Task objective: What follows is a set of records, each of which is to be written out exactly.

Given records:
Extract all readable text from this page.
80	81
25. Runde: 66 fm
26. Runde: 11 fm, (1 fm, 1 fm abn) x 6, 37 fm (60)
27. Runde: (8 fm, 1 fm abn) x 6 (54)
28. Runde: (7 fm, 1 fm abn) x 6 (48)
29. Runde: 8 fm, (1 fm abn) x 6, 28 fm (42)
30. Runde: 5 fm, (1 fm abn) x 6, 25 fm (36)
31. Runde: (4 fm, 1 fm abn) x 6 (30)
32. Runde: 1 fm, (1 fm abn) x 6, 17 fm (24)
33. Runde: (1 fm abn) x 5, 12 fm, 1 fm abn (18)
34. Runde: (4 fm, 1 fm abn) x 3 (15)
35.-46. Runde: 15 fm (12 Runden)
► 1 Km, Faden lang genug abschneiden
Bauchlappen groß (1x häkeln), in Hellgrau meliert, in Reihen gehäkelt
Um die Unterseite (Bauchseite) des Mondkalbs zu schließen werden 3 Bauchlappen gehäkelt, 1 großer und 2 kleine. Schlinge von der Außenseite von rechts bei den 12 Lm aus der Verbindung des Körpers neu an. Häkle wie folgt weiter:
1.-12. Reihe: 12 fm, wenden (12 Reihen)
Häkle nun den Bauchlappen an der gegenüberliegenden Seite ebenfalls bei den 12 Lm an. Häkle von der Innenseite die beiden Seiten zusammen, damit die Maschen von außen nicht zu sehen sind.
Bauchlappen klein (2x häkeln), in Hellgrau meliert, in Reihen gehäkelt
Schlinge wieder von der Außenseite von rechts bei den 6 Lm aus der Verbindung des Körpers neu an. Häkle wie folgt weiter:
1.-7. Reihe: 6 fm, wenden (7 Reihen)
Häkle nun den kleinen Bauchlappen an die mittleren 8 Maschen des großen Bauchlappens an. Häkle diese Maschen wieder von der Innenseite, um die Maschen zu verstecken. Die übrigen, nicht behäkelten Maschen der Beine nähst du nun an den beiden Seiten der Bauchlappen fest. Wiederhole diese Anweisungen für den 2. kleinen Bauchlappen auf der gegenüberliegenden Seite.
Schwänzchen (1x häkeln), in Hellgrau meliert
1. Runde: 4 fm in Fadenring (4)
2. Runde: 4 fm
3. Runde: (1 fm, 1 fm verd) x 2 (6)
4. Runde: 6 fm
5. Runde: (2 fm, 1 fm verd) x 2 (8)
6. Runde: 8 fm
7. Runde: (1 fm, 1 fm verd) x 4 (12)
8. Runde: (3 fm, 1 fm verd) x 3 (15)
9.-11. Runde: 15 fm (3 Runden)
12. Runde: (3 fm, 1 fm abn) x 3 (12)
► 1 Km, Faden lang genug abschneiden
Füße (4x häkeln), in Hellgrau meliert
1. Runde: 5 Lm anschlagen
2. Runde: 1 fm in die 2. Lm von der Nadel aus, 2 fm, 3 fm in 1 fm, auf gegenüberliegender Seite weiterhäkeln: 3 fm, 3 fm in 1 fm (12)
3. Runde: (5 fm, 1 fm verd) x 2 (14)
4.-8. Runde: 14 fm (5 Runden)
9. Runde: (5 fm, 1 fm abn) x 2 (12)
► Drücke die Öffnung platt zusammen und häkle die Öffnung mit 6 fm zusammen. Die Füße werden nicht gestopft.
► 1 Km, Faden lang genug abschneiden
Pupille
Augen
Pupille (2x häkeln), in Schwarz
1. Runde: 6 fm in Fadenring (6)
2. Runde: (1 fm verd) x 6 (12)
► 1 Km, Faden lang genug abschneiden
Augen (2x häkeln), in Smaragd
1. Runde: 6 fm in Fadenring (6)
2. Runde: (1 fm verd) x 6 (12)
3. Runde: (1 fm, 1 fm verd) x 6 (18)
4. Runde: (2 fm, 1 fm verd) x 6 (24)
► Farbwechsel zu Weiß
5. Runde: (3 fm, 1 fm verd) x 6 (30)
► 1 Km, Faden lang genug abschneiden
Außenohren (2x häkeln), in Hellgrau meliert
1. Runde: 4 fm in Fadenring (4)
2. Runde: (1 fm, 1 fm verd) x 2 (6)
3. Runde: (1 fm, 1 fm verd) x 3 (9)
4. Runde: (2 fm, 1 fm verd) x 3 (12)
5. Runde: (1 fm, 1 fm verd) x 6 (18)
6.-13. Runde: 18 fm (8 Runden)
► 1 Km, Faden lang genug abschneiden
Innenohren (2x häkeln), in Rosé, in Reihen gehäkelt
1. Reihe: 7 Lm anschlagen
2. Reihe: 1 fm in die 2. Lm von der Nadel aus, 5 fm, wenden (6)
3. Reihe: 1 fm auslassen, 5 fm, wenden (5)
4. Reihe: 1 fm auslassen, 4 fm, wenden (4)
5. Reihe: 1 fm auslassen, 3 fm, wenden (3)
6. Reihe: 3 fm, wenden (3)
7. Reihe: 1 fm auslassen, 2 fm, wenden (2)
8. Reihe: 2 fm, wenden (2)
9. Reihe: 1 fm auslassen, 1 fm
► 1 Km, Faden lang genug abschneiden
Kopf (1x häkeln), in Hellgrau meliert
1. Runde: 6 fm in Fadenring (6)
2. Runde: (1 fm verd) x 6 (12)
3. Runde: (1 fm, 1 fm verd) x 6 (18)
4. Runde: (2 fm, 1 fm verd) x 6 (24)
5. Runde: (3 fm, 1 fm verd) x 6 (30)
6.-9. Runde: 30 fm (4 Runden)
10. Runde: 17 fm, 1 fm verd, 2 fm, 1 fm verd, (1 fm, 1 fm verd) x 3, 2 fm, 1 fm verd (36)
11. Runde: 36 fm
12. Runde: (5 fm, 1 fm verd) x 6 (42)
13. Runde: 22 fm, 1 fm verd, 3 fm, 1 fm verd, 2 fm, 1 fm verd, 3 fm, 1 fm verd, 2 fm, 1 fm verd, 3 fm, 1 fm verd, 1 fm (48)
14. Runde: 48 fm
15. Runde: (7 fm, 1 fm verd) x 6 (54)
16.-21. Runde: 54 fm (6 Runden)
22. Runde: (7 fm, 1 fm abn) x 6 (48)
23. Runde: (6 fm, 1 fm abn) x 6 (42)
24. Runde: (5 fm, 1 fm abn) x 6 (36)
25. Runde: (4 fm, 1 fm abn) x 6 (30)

Finished answer:
Extract all readable text from this page.
80	81
25. Runde: 66 fm
26. Runde: 11 fm, (1 fm, 1 fm abn) x 6, 37 fm (60)
27. Runde: (8 fm, 1 fm abn) x 6 (54)
28. Runde: (7 fm, 1 fm abn) x 6 (48)
29. Runde: 8 fm, (1 fm abn) x 6, 28 fm (42)
30. Runde: 5 fm, (1 fm abn) x 6, 25 fm (36)
31. Runde: (4 fm, 1 fm abn) x 6 (30)
32. Runde: 1 fm, (1 fm abn) x 6, 17 fm (24)
33. Runde: (1 fm abn) x 5, 12 fm, 1 fm abn (18)
34. Runde: (4 fm, 1 fm abn) x 3 (15)
35.-46. Runde: 15 fm (12 Runden)
► 1 Km, Faden lang genug abschneiden
Bauchlappen groß (1x häkeln), in Hellgrau meliert, in Reihen gehäkelt
Um die Unterseite (Bauchseite) des Mondkalbs zu schließen werden 3 Bauchlappen gehäkelt, 1 großer und 2 kleine. Schlinge von der Außenseite von rechts bei den 12 Lm aus der Verbindung des Körpers neu an. Häkle wie folgt weiter:
1.-12. Reihe: 12 fm, wenden (12 Reihen)
Häkle nun den Bauchlappen an der gegenüberliegenden Seite ebenfalls bei den 12 Lm an. Häkle von der Innenseite die beiden Seiten zusammen, damit die Maschen von außen nicht zu sehen sind.
Bauchlappen klein (2x häkeln), in Hellgrau meliert, in Reihen gehäkelt
Schlinge wieder von der Außenseite von rechts bei den 6 Lm aus der Verbindung des Körpers neu an. Häkle wie folgt weiter:
1.-7. Reihe: 6 fm, wenden (7 Reihen)
Häkle nun den kleinen Bauchlappen an die mittleren 8 Maschen des großen Bauchlappens an. Häkle diese Maschen wieder von der Innenseite, um die Maschen zu verstecken. Die übrigen, nicht behäkelten Maschen der Beine nähst du nun an den beiden Seiten der Bauchlappen fest. Wiederhole diese Anweisungen für den 2. kleinen Bauchlappen auf der gegenüberliegenden Seite.
Schwänzchen (1x häkeln), in Hellgrau meliert
1. Runde: 4 fm in Fadenring (4)
2. Runde: 4 fm
3. Runde: (1 fm, 1 fm verd) x 2 (6)
4. Runde: 6 fm
5. Runde: (2 fm, 1 fm verd) x 2 (8)
6. Runde: 8 fm
7. Runde: (1 fm, 1 fm verd) x 4 (12)
8. Runde: (3 fm, 1 fm verd) x 3 (15)
9.-11. Runde: 15 fm (3 Runden)
12. Runde: (3 fm, 1 fm abn) x 3 (12)
► 1 Km, Faden lang genug abschneiden
Füße (4x häkeln), in Hellgrau meliert
1. Runde: 5 Lm anschlagen
2. Runde: 1 fm in die 2. Lm von der Nadel aus, 2 fm, 3 fm in 1 fm, auf gegenüberliegender Seite weiterhäkeln: 3 fm, 3 fm in 1 fm (12)
3. Runde: (5 fm, 1 fm verd) x 2 (14)
4.-8. Runde: 14 fm (5 Runden)
9. Runde: (5 fm, 1 fm abn) x 2 (12)
► Drücke die Öffnung platt zusammen und häkle die Öffnung mit 6 fm zusammen. Die Füße werden nicht gestopft.
► 1 Km, Faden lang genug abschneiden
Pupille
Augen
Pupille (2x häkeln), in Schwarz
1. Runde: 6 fm in Fadenring (6)
2. Runde: (1 fm verd) x 6 (12)
► 1 Km, Faden lang genug abschneiden
Augen (2x häkeln), in Smaragd
1. Runde: 6 fm in Fadenring (6)
2. Runde: (1 fm verd) x 6 (12)
3. Runde: (1 fm, 1 fm verd) x 6 (18)
4. Runde: (2 fm, 1 fm verd) x 6 (24)
► Farbwechsel zu Weiß
5. Runde: (3 fm, 1 fm verd) x 6 (30)
► 1 Km, Faden lang genug abschneiden
Außenohren (2x häkeln), in Hellgrau meliert
1. Runde: 4 fm in Fadenring (4)
2. Runde: (1 fm, 1 fm verd) x 2 (6)
3. Runde: (1 fm, 1 fm verd) x 3 (9)
4. Runde: (2 fm, 1 fm verd) x 3 (12)
5. Runde: (1 fm, 1 fm verd) x 6 (18)
6.-13. Runde: 18 fm (8 Runden)
► 1 Km, Faden lang genug abschneiden
Innenohren (2x häkeln), in Rosé, in Reihen gehäkelt
1. Reihe: 7 Lm anschlagen
2. Reihe: 1 fm in die 2. Lm von der Nadel aus, 5 fm, wenden (6)
3. Reihe: 1 fm auslassen, 5 fm, wenden (5)
4. Reihe: 1 fm auslassen, 4 fm, wenden (4)
5. Reihe: 1 fm auslassen, 3 fm, wenden (3)
6. Reihe: 3 fm, wenden (3)
7. Reihe: 1 fm auslassen, 2 fm, wenden (2)
8. Reihe: 2 fm, wenden (2)
9. Reihe: 1 fm auslassen, 1 fm
► 1 Km, Faden lang genug abschneiden
Kopf (1x häkeln), in Hellgrau meliert
1. Runde: 6 fm in Fadenring (6)
2. Runde: (1 fm verd) x 6 (12)
3. Runde: (1 fm, 1 fm verd) x 6 (18)
4. Runde: (2 fm, 1 fm verd) x 6 (24)
5. Runde: (3 fm, 1 fm verd) x 6 (30)
6.-9. Runde: 30 fm (4 Runden)
10. Runde: 17 fm, 1 fm verd, 2 fm, 1 fm verd, (1 fm, 1 fm verd) x 3, 2 fm, 1 fm verd (36)
11. Runde: 36 fm
12. Runde: (5 fm, 1 fm verd) x 6 (42)
13. Runde: 22 fm, 1 fm verd, 3 fm, 1 fm verd, 2 fm, 1 fm verd, 3 fm, 1 fm verd, 2 fm, 1 fm verd, 3 fm, 1 fm verd, 1 fm (48)
14. Runde: 48 fm
15. Runde: (7 fm, 1 fm verd) x 6 (54)
16.-21. Runde: 54 fm (6 Runden)
22. Runde: (7 fm, 1 fm abn) x 6 (48)
23. Runde: (6 fm, 1 fm abn) x 6 (42)
24. Runde: (5 fm, 1 fm abn) x 6 (36)
25. Runde: (4 fm, 1 fm abn) x 6 (30)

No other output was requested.